[Do this]: Search the listing below for the string "subtitle" and show each line that contains it.

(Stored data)
━━━━━━━━

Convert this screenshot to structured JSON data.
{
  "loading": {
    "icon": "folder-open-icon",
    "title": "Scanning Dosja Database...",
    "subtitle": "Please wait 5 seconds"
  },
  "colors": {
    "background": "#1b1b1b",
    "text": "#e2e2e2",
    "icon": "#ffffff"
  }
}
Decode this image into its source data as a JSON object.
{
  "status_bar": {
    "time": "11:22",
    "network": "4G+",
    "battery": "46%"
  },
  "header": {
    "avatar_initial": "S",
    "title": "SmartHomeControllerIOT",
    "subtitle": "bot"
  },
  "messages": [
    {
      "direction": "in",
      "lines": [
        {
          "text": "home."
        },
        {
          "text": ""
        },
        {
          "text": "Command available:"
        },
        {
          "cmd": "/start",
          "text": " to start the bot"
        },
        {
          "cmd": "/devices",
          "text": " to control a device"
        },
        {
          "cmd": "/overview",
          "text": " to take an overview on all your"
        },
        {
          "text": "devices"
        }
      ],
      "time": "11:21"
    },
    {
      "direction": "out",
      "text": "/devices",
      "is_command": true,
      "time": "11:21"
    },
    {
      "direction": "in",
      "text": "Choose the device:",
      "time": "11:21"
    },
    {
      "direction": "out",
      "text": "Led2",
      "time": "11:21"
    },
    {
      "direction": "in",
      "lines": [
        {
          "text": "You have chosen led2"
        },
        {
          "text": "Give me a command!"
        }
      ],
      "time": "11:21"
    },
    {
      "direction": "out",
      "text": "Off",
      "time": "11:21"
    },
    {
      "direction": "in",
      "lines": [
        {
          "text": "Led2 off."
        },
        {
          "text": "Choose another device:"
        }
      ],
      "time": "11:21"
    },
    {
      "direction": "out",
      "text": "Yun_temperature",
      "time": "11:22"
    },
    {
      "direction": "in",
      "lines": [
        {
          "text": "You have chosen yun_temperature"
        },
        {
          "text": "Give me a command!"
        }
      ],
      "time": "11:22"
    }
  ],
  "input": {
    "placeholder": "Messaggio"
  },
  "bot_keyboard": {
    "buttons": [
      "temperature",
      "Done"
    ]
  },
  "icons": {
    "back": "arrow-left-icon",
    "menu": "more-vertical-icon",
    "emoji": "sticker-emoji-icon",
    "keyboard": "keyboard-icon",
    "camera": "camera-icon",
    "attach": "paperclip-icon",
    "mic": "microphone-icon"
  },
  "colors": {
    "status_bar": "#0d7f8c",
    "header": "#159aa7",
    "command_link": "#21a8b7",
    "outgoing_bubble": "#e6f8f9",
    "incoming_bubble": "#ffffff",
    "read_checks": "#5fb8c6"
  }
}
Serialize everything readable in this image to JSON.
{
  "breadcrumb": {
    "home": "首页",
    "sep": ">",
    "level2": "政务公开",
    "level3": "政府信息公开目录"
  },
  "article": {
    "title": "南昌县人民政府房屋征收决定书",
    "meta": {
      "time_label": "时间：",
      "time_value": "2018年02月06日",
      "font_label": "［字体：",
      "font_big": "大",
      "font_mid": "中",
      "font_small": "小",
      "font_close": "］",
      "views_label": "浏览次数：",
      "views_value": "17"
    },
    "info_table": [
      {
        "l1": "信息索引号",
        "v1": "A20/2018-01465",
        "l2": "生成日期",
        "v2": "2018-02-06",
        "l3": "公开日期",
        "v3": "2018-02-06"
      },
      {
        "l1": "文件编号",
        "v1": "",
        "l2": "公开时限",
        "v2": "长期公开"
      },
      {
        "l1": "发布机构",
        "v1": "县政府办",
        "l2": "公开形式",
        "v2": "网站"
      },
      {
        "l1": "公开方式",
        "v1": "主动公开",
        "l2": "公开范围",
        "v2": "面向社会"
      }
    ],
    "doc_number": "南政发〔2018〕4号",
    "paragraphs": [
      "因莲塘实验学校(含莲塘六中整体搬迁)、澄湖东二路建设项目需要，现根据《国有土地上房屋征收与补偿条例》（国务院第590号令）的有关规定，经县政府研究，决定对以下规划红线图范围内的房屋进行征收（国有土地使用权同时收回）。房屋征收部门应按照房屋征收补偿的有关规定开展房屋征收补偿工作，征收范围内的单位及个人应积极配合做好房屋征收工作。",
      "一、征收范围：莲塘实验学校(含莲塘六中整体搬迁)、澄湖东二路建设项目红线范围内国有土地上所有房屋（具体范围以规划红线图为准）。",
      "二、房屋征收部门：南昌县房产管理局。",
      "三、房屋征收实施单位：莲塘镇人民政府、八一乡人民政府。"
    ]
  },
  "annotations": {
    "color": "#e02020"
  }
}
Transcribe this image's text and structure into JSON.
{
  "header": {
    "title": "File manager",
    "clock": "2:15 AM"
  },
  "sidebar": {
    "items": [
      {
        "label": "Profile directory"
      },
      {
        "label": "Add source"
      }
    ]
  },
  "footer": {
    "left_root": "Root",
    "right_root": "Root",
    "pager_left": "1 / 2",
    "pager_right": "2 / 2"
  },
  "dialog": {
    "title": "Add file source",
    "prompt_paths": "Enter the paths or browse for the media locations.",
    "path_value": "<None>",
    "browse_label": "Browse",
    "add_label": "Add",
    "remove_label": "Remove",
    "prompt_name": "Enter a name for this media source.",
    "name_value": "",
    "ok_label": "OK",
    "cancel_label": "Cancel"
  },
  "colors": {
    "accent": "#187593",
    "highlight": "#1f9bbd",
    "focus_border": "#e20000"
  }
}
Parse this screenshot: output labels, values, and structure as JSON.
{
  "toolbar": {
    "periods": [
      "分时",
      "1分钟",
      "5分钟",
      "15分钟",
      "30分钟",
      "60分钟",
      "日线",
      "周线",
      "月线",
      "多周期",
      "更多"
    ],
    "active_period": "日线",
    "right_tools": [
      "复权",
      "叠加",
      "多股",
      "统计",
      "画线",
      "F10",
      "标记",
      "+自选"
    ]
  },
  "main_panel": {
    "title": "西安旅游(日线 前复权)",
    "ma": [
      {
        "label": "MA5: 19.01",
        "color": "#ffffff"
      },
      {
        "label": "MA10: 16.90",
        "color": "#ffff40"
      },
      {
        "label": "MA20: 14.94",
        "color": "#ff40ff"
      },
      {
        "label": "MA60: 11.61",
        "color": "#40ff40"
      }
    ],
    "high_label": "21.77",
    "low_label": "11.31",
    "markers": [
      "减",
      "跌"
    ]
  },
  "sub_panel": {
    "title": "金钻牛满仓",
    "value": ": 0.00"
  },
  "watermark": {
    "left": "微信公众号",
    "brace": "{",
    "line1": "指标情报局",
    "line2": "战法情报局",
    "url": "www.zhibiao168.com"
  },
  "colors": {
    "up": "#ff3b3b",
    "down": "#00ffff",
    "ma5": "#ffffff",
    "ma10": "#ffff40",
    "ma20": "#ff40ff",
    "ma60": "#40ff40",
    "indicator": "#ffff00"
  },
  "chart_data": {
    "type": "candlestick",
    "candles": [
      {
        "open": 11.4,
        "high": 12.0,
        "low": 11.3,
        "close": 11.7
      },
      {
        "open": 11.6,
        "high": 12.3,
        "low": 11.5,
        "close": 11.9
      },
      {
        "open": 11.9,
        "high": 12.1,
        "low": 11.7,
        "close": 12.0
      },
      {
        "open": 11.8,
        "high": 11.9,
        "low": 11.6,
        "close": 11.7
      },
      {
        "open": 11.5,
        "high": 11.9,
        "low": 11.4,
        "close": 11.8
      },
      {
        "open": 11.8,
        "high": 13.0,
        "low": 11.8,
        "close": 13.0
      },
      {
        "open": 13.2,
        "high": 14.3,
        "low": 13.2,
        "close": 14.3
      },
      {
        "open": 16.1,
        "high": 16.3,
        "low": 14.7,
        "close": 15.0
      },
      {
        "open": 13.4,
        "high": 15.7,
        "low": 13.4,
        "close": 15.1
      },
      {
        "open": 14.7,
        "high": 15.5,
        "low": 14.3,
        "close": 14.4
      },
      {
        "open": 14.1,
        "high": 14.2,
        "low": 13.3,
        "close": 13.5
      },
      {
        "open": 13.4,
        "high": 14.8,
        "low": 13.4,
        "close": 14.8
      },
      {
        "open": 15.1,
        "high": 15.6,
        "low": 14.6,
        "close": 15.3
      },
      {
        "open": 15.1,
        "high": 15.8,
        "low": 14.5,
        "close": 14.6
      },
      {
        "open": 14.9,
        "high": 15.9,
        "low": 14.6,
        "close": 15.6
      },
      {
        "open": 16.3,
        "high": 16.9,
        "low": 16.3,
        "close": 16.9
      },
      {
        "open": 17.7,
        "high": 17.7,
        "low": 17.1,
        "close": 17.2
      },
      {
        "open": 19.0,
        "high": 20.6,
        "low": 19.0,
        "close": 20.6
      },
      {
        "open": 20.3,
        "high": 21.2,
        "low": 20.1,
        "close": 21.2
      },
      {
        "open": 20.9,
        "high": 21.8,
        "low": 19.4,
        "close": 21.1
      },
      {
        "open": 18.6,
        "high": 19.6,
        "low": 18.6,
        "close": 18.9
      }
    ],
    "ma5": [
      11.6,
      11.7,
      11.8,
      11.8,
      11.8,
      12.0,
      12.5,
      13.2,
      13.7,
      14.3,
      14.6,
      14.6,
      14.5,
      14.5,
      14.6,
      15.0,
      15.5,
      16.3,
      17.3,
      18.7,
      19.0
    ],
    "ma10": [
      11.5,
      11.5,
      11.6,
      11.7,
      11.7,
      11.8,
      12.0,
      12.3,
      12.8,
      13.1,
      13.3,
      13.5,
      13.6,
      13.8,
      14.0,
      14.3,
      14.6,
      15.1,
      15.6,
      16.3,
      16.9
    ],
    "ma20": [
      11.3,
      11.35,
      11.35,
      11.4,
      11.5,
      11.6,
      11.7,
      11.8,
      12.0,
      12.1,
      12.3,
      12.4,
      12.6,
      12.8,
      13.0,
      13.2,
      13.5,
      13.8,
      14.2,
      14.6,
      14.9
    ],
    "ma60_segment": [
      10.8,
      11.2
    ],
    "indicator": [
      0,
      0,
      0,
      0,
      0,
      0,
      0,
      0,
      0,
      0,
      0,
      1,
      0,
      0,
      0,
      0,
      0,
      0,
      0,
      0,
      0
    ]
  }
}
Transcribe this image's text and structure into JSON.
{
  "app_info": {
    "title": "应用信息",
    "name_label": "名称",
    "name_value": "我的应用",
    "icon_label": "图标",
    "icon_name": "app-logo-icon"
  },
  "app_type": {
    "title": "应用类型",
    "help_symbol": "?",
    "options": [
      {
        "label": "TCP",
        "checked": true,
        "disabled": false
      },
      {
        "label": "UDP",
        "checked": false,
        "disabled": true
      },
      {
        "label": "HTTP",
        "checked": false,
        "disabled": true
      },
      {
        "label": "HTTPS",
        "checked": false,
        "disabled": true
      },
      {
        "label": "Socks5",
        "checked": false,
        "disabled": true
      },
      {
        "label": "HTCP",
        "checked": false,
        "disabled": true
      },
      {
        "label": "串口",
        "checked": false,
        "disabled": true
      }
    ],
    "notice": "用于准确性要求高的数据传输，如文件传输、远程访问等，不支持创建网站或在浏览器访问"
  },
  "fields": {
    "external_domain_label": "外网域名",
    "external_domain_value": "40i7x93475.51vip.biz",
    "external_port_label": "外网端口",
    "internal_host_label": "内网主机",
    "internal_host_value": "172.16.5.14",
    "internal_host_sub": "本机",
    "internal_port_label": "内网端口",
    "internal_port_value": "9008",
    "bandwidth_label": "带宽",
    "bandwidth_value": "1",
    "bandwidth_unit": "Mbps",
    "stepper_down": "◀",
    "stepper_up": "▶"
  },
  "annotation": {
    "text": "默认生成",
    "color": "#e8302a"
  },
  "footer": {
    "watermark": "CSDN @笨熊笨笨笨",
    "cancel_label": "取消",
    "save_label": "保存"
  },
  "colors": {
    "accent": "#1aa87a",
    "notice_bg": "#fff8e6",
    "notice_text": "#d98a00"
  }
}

━━━━━━━━

[Result of the task]:
    "subtitle": "Please wait 5 seconds"
    "subtitle": "bot"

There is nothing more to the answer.